> WHAT YOU NEED TO DO
Report every line from the material that contains the word "JSON".

Dataset rows about figures:
______________________________

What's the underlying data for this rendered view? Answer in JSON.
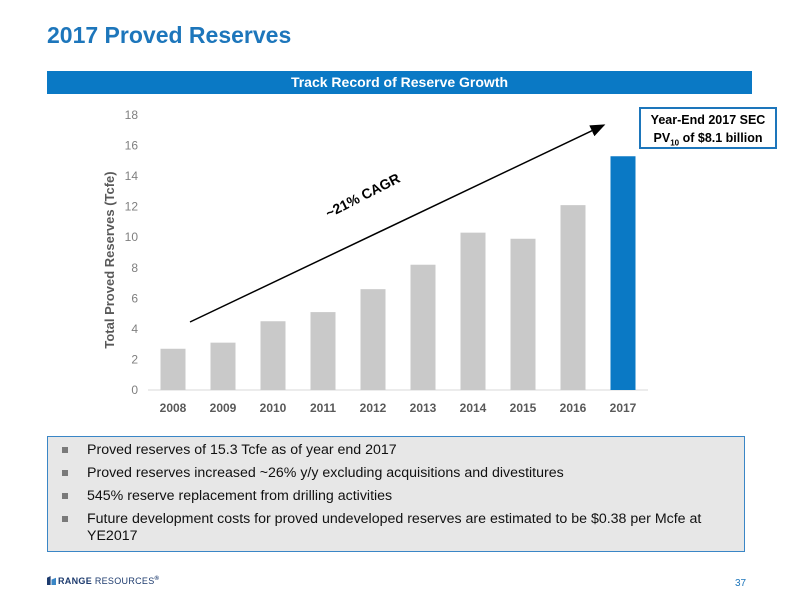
{
  "slide": {
    "title": "2017 Proved Reserves",
    "banner": "Track Record of Reserve Growth",
    "page_number": "37"
  },
  "callout": {
    "line1": "Year-End 2017 SEC",
    "line2_prefix": "PV",
    "line2_sub": "10",
    "line2_suffix": " of $8.1 billion"
  },
  "annotation": {
    "cagr": "~21% CAGR"
  },
  "bullets": [
    "Proved reserves of 15.3 Tcfe as of year end 2017",
    "Proved reserves increased ~26% y/y excluding acquisitions and divestitures",
    "545% reserve replacement from drilling activities",
    "Future development costs for proved undeveloped reserves are estimated to be $0.38 per Mcfe at YE2017"
  ],
  "footer": {
    "logo_bold": "RANGE",
    "logo_thin": " RESOURCES",
    "logo_mark": "®"
  },
  "colors": {
    "accent": "#1d76bb",
    "bar_default": "#c9c9c9",
    "bar_highlight": "#0a79c5"
  },
  "chart_data": {
    "type": "bar",
    "categories": [
      "2008",
      "2009",
      "2010",
      "2011",
      "2012",
      "2013",
      "2014",
      "2015",
      "2016",
      "2017"
    ],
    "values": [
      2.7,
      3.1,
      4.5,
      5.1,
      6.6,
      8.2,
      10.3,
      9.9,
      12.1,
      15.3
    ],
    "highlight_index": 9,
    "ylabel": "Total Proved Reserves (Tcfe)",
    "xlabel": "",
    "ylim": [
      0,
      18
    ],
    "yticks": [
      "0",
      "2",
      "4",
      "6",
      "8",
      "10",
      "12",
      "14",
      "16",
      "18"
    ],
    "grid": false,
    "trend_arrow": true
  }
}
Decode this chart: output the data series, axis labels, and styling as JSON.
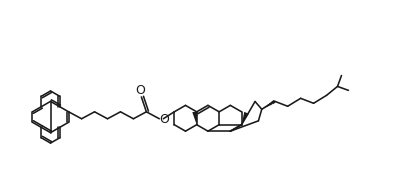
{
  "bg_color": "#ffffff",
  "line_color": "#2a2a2a",
  "figure_width": 3.95,
  "figure_height": 1.77,
  "dpi": 100
}
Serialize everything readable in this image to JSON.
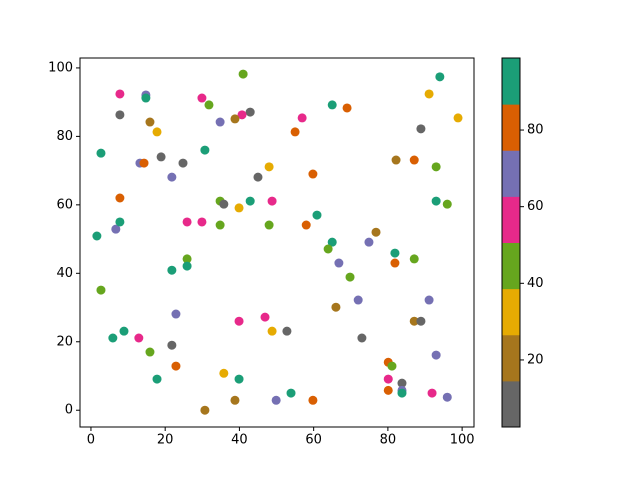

______________________________

> THE SOLUTION
What's the underlying data for this rendered view? Answer in JSON.
Decode this chart: output the data series, axis labels, and styling as JSON.
Serialize everything readable in this image to JSON.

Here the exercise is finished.